## BEGIN INPUT

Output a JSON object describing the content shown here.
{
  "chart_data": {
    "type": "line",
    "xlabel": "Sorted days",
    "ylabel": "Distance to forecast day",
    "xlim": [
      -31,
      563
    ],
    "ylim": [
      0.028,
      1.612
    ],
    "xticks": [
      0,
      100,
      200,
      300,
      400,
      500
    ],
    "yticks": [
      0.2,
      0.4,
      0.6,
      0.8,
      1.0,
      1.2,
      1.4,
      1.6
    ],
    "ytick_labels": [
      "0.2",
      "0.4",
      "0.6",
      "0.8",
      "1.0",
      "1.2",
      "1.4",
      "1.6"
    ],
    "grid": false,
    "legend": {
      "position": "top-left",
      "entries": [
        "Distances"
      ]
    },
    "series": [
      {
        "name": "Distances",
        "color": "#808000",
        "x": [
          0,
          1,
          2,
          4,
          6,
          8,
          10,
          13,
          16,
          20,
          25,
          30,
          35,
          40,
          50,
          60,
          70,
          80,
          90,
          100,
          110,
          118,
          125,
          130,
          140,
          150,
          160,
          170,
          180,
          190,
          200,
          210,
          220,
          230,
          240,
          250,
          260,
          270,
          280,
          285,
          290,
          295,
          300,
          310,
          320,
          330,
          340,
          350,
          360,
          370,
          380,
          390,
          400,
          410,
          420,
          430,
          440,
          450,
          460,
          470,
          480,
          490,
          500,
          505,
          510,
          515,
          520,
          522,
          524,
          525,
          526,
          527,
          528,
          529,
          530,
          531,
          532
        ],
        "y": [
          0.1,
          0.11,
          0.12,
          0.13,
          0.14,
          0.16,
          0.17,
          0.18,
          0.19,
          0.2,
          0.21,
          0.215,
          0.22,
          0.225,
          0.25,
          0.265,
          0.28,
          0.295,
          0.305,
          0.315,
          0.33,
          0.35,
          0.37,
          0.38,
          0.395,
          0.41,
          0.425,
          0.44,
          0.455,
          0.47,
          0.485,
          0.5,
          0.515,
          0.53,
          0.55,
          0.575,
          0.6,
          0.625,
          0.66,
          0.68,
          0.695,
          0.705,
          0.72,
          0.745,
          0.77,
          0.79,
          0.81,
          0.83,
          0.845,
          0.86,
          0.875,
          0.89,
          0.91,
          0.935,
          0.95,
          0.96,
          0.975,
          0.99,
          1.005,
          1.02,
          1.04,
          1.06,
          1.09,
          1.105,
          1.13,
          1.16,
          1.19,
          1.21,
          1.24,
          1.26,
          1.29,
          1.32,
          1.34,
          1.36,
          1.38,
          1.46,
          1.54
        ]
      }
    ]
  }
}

## END INPUT

# DO THIS
Please set down the whole listing above without altering a single line.

# SOLUTION BELOW
Output a JSON object describing the content shown here.
{
  "chart_data": {
    "type": "line",
    "xlabel": "Sorted days",
    "ylabel": "Distance to forecast day",
    "xlim": [
      -31,
      563
    ],
    "ylim": [
      0.028,
      1.612
    ],
    "xticks": [
      0,
      100,
      200,
      300,
      400,
      500
    ],
    "yticks": [
      0.2,
      0.4,
      0.6,
      0.8,
      1.0,
      1.2,
      1.4,
      1.6
    ],
    "ytick_labels": [
      "0.2",
      "0.4",
      "0.6",
      "0.8",
      "1.0",
      "1.2",
      "1.4",
      "1.6"
    ],
    "grid": false,
    "legend": {
      "position": "top-left",
      "entries": [
        "Distances"
      ]
    },
    "series": [
      {
        "name": "Distances",
        "color": "#808000",
        "x": [
          0,
          1,
          2,
          4,
          6,
          8,
          10,
          13,
          16,
          20,
          25,
          30,
          35,
          40,
          50,
          60,
          70,
          80,
          90,
          100,
          110,
          118,
          125,
          130,
          140,
          150,
          160,
          170,
          180,
          190,
          200,
          210,
          220,
          230,
          240,
          250,
          260,
          270,
          280,
          285,
          290,
          295,
          300,
          310,
          320,
          330,
          340,
          350,
          360,
          370,
          380,
          390,
          400,
          410,
          420,
          430,
          440,
          450,
          460,
          470,
          480,
          490,
          500,
          505,
          510,
          515,
          520,
          522,
          524,
          525,
          526,
          527,
          528,
          529,
          530,
          531,
          532
        ],
        "y": [
          0.1,
          0.11,
          0.12,
          0.13,
          0.14,
          0.16,
          0.17,
          0.18,
          0.19,
          0.2,
          0.21,
          0.215,
          0.22,
          0.225,
          0.25,
          0.265,
          0.28,
          0.295,
          0.305,
          0.315,
          0.33,
          0.35,
          0.37,
          0.38,
          0.395,
          0.41,
          0.425,
          0.44,
          0.455,
          0.47,
          0.485,
          0.5,
          0.515,
          0.53,
          0.55,
          0.575,
          0.6,
          0.625,
          0.66,
          0.68,
          0.695,
          0.705,
          0.72,
          0.745,
          0.77,
          0.79,
          0.81,
          0.83,
          0.845,
          0.86,
          0.875,
          0.89,
          0.91,
          0.935,
          0.95,
          0.96,
          0.975,
          0.99,
          1.005,
          1.02,
          1.04,
          1.06,
          1.09,
          1.105,
          1.13,
          1.16,
          1.19,
          1.21,
          1.24,
          1.26,
          1.29,
          1.32,
          1.34,
          1.36,
          1.38,
          1.46,
          1.54
        ]
      }
    ]
  }
}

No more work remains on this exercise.